***** Data in this exercise

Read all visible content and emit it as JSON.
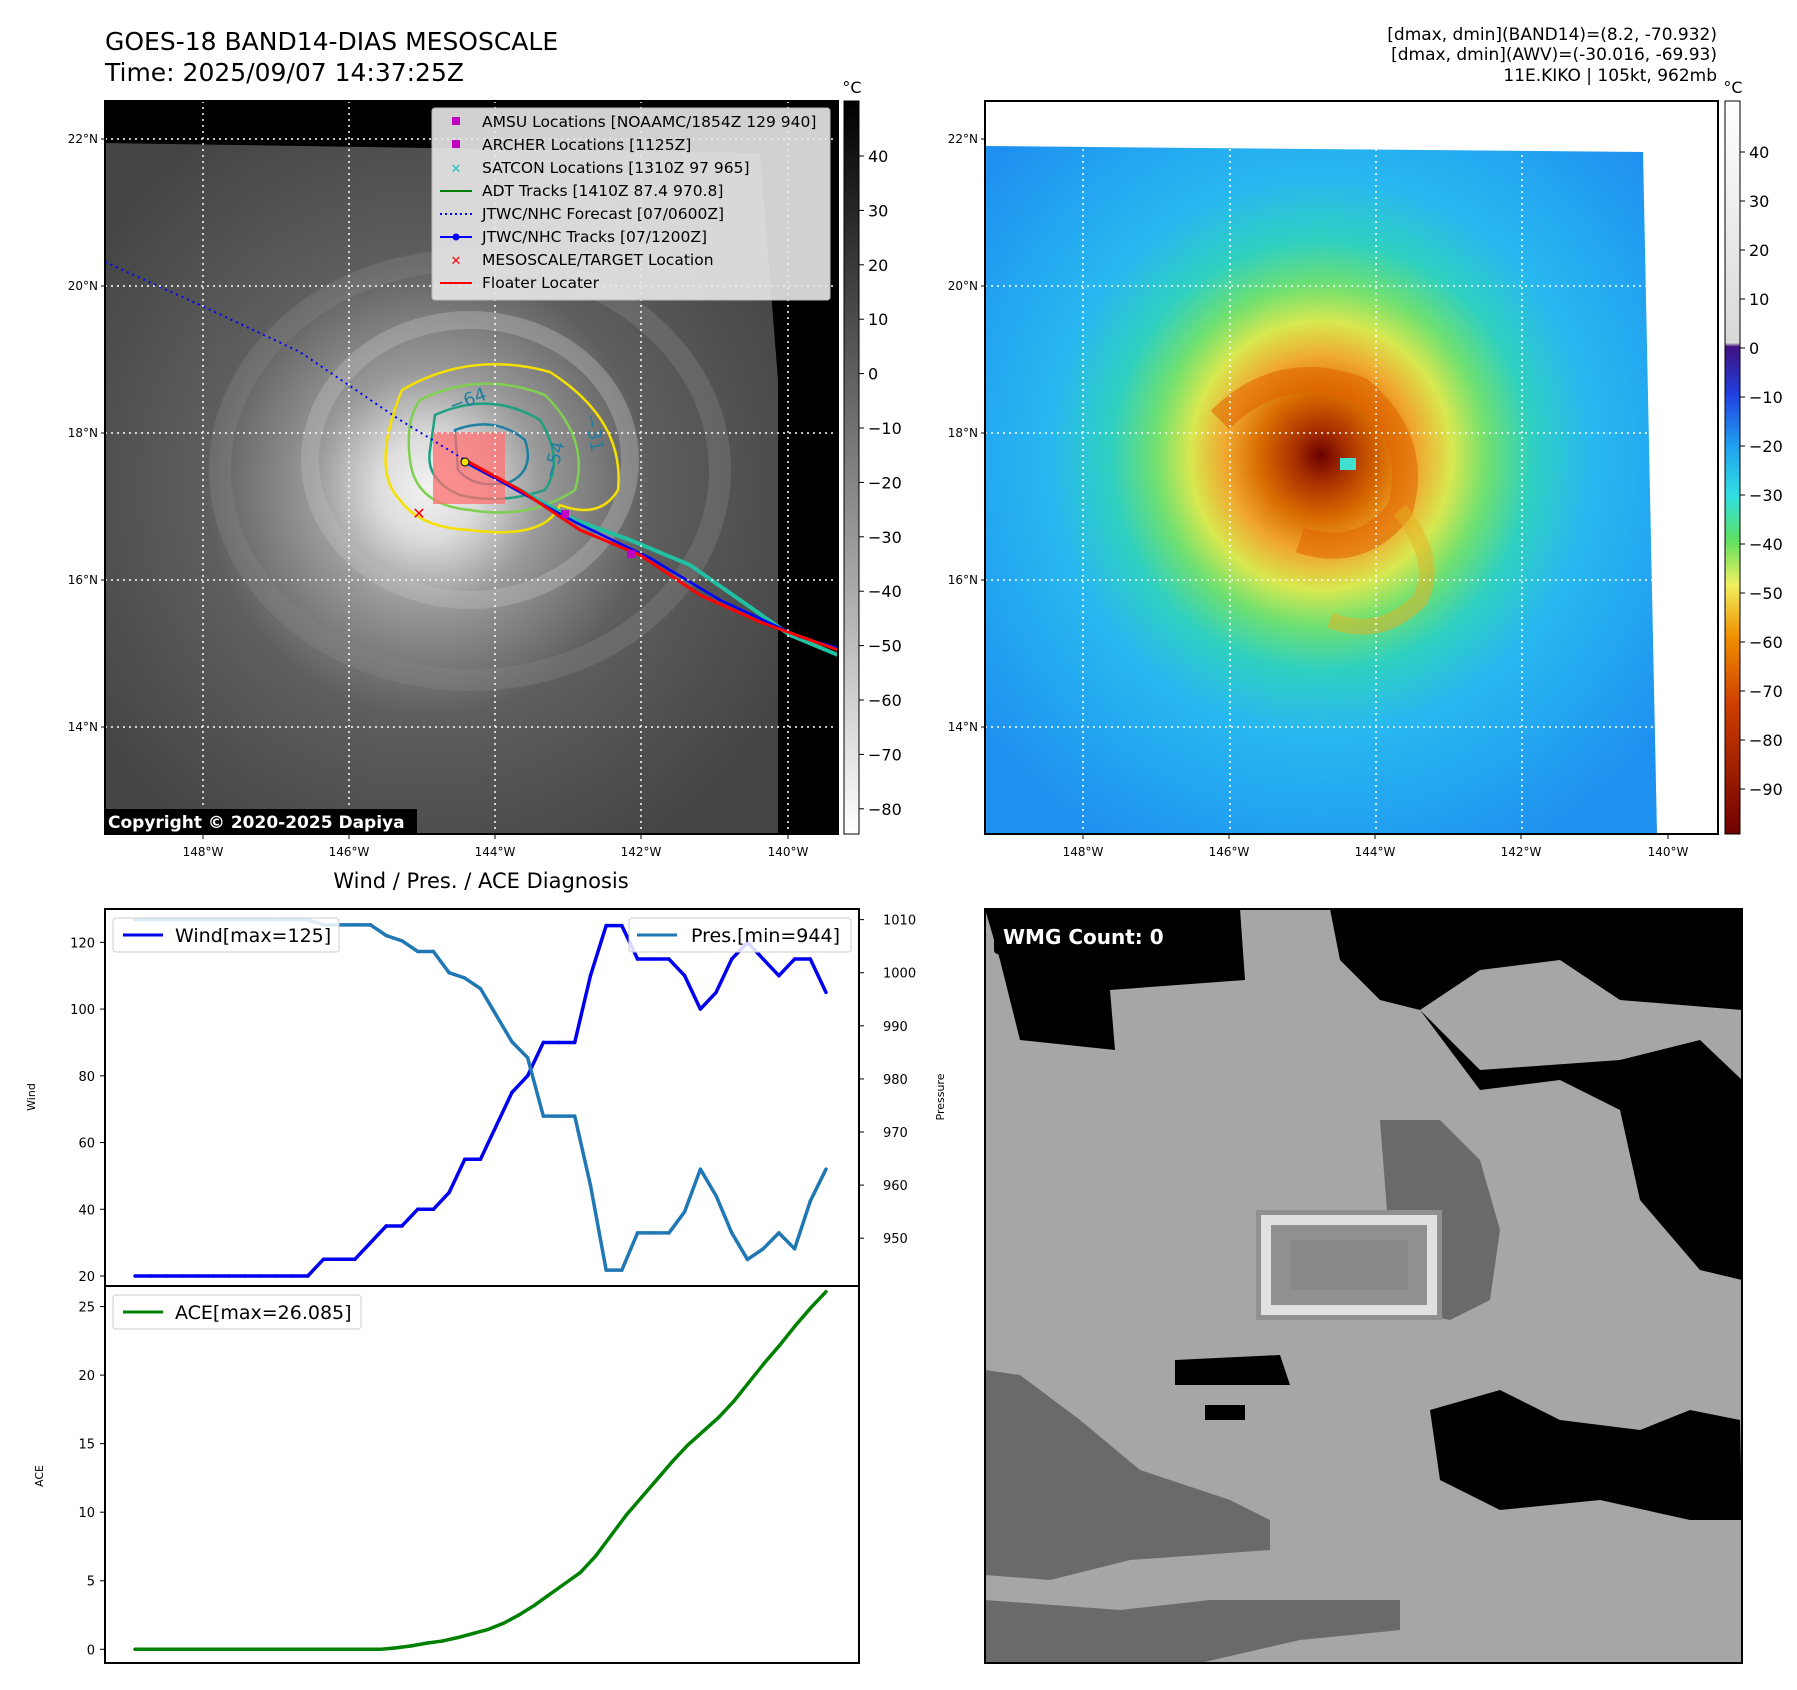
{
  "header": {
    "title_line1": "GOES-18 BAND14-DIAS MESOSCALE",
    "title_line2": "Time: 2025/09/07 14:37:25Z",
    "info_line1": "[dmax, dmin](BAND14)=(8.2, -70.932)",
    "info_line2": "[dmax, dmin](AWV)=(-30.016, -69.93)",
    "info_line3": "11E.KIKO | 105kt, 962mb"
  },
  "copyright": "Copyright © 2020-2025 Dapiya",
  "lat_labels": [
    "22°N",
    "20°N",
    "18°N",
    "16°N",
    "14°N"
  ],
  "lon_labels": [
    "148°W",
    "146°W",
    "144°W",
    "142°W",
    "140°W"
  ],
  "colorbar_unit": "°C",
  "colorbar1_ticks": [
    "40",
    "30",
    "20",
    "10",
    "0",
    "−10",
    "−20",
    "−30",
    "−40",
    "−50",
    "−60",
    "−70",
    "−80"
  ],
  "colorbar2_ticks": [
    "40",
    "30",
    "20",
    "10",
    "0",
    "−10",
    "−20",
    "−30",
    "−40",
    "−50",
    "−60",
    "−70",
    "−80",
    "−90"
  ],
  "contour_labels": [
    "−64",
    "−54",
    "−31"
  ],
  "legend": [
    "AMSU Locations [NOAAMC/1854Z 129 940]",
    "ARCHER Locations [1125Z]",
    "SATCON Locations [1310Z 97 965]",
    "ADT Tracks [1410Z 87.4 970.8]",
    "JTWC/NHC Forecast [07/0600Z]",
    "JTWC/NHC Tracks [07/1200Z]",
    "MESOSCALE/TARGET Location",
    "Floater Locater"
  ],
  "colors": {
    "wind": "#0000ee",
    "pressure": "#1f77b4",
    "ace": "#008000",
    "adt": "#008000",
    "forecast": "#0000ff",
    "floater": "#ff0000",
    "satcon": "#20c0c0",
    "amsu": "#c000c0"
  },
  "wmg_label": "WMG Count: 0",
  "chart_data": [
    {
      "type": "line",
      "title": "Wind / Pres. / ACE Diagnosis",
      "ylabel": "Wind",
      "ylabel_right": "Pressure",
      "ylim": [
        17,
        130
      ],
      "ylim_right": [
        941,
        1012
      ],
      "yticks": [
        20,
        40,
        60,
        80,
        100,
        120
      ],
      "yticks_right": [
        950,
        960,
        970,
        980,
        990,
        1000,
        1010
      ],
      "series": [
        {
          "name": "Wind[max=125]",
          "axis": "left",
          "values": [
            20,
            20,
            20,
            20,
            20,
            20,
            20,
            20,
            20,
            20,
            20,
            20,
            25,
            25,
            25,
            30,
            35,
            35,
            40,
            40,
            45,
            55,
            55,
            65,
            75,
            80,
            90,
            90,
            90,
            110,
            125,
            125,
            115,
            115,
            115,
            110,
            100,
            105,
            115,
            120,
            115,
            110,
            115,
            115,
            105
          ]
        },
        {
          "name": "Pres.[min=944]",
          "axis": "right",
          "values": [
            1010,
            1010,
            1010,
            1010,
            1010,
            1010,
            1010,
            1010,
            1010,
            1010,
            1010,
            1010,
            1009,
            1009,
            1009,
            1009,
            1007,
            1006,
            1004,
            1004,
            1000,
            999,
            997,
            992,
            987,
            984,
            973,
            973,
            973,
            960,
            944,
            944,
            951,
            951,
            951,
            955,
            963,
            958,
            951,
            946,
            948,
            951,
            948,
            957,
            963
          ]
        }
      ]
    },
    {
      "type": "line",
      "ylabel": "ACE",
      "ylim": [
        -1,
        26.5
      ],
      "yticks": [
        0,
        5,
        10,
        15,
        20,
        25
      ],
      "series": [
        {
          "name": "ACE[max=26.085]",
          "values": [
            0,
            0,
            0,
            0,
            0,
            0,
            0,
            0,
            0,
            0,
            0,
            0,
            0,
            0,
            0,
            0,
            0,
            0.1,
            0.25,
            0.45,
            0.6,
            0.85,
            1.15,
            1.45,
            1.9,
            2.5,
            3.2,
            4,
            4.8,
            5.6,
            6.8,
            8.3,
            9.8,
            11.1,
            12.4,
            13.7,
            14.9,
            15.9,
            16.9,
            18.1,
            19.5,
            20.9,
            22.2,
            23.6,
            24.9,
            26.085
          ]
        }
      ]
    }
  ]
}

**********

(Instructions for the task): Reproduce all of the entries word for word, skipping any pictures they hold.

(Result of the exercise):
Read all visible content and emit it as JSON.
{
  "header": {
    "title_line1": "GOES-18 BAND14-DIAS MESOSCALE",
    "title_line2": "Time: 2025/09/07 14:37:25Z",
    "info_line1": "[dmax, dmin](BAND14)=(8.2, -70.932)",
    "info_line2": "[dmax, dmin](AWV)=(-30.016, -69.93)",
    "info_line3": "11E.KIKO | 105kt, 962mb"
  },
  "copyright": "Copyright © 2020-2025 Dapiya",
  "lat_labels": [
    "22°N",
    "20°N",
    "18°N",
    "16°N",
    "14°N"
  ],
  "lon_labels": [
    "148°W",
    "146°W",
    "144°W",
    "142°W",
    "140°W"
  ],
  "colorbar_unit": "°C",
  "colorbar1_ticks": [
    "40",
    "30",
    "20",
    "10",
    "0",
    "−10",
    "−20",
    "−30",
    "−40",
    "−50",
    "−60",
    "−70",
    "−80"
  ],
  "colorbar2_ticks": [
    "40",
    "30",
    "20",
    "10",
    "0",
    "−10",
    "−20",
    "−30",
    "−40",
    "−50",
    "−60",
    "−70",
    "−80",
    "−90"
  ],
  "contour_labels": [
    "−64",
    "−54",
    "−31"
  ],
  "legend": [
    "AMSU Locations [NOAAMC/1854Z 129 940]",
    "ARCHER Locations [1125Z]",
    "SATCON Locations [1310Z 97 965]",
    "ADT Tracks [1410Z 87.4 970.8]",
    "JTWC/NHC Forecast [07/0600Z]",
    "JTWC/NHC Tracks [07/1200Z]",
    "MESOSCALE/TARGET Location",
    "Floater Locater"
  ],
  "colors": {
    "wind": "#0000ee",
    "pressure": "#1f77b4",
    "ace": "#008000",
    "adt": "#008000",
    "forecast": "#0000ff",
    "floater": "#ff0000",
    "satcon": "#20c0c0",
    "amsu": "#c000c0"
  },
  "wmg_label": "WMG Count: 0",
  "chart_data": [
    {
      "type": "line",
      "title": "Wind / Pres. / ACE Diagnosis",
      "ylabel": "Wind",
      "ylabel_right": "Pressure",
      "ylim": [
        17,
        130
      ],
      "ylim_right": [
        941,
        1012
      ],
      "yticks": [
        20,
        40,
        60,
        80,
        100,
        120
      ],
      "yticks_right": [
        950,
        960,
        970,
        980,
        990,
        1000,
        1010
      ],
      "series": [
        {
          "name": "Wind[max=125]",
          "axis": "left",
          "values": [
            20,
            20,
            20,
            20,
            20,
            20,
            20,
            20,
            20,
            20,
            20,
            20,
            25,
            25,
            25,
            30,
            35,
            35,
            40,
            40,
            45,
            55,
            55,
            65,
            75,
            80,
            90,
            90,
            90,
            110,
            125,
            125,
            115,
            115,
            115,
            110,
            100,
            105,
            115,
            120,
            115,
            110,
            115,
            115,
            105
          ]
        },
        {
          "name": "Pres.[min=944]",
          "axis": "right",
          "values": [
            1010,
            1010,
            1010,
            1010,
            1010,
            1010,
            1010,
            1010,
            1010,
            1010,
            1010,
            1010,
            1009,
            1009,
            1009,
            1009,
            1007,
            1006,
            1004,
            1004,
            1000,
            999,
            997,
            992,
            987,
            984,
            973,
            973,
            973,
            960,
            944,
            944,
            951,
            951,
            951,
            955,
            963,
            958,
            951,
            946,
            948,
            951,
            948,
            957,
            963
          ]
        }
      ]
    },
    {
      "type": "line",
      "ylabel": "ACE",
      "ylim": [
        -1,
        26.5
      ],
      "yticks": [
        0,
        5,
        10,
        15,
        20,
        25
      ],
      "series": [
        {
          "name": "ACE[max=26.085]",
          "values": [
            0,
            0,
            0,
            0,
            0,
            0,
            0,
            0,
            0,
            0,
            0,
            0,
            0,
            0,
            0,
            0,
            0,
            0.1,
            0.25,
            0.45,
            0.6,
            0.85,
            1.15,
            1.45,
            1.9,
            2.5,
            3.2,
            4,
            4.8,
            5.6,
            6.8,
            8.3,
            9.8,
            11.1,
            12.4,
            13.7,
            14.9,
            15.9,
            16.9,
            18.1,
            19.5,
            20.9,
            22.2,
            23.6,
            24.9,
            26.085
          ]
        }
      ]
    }
  ]
}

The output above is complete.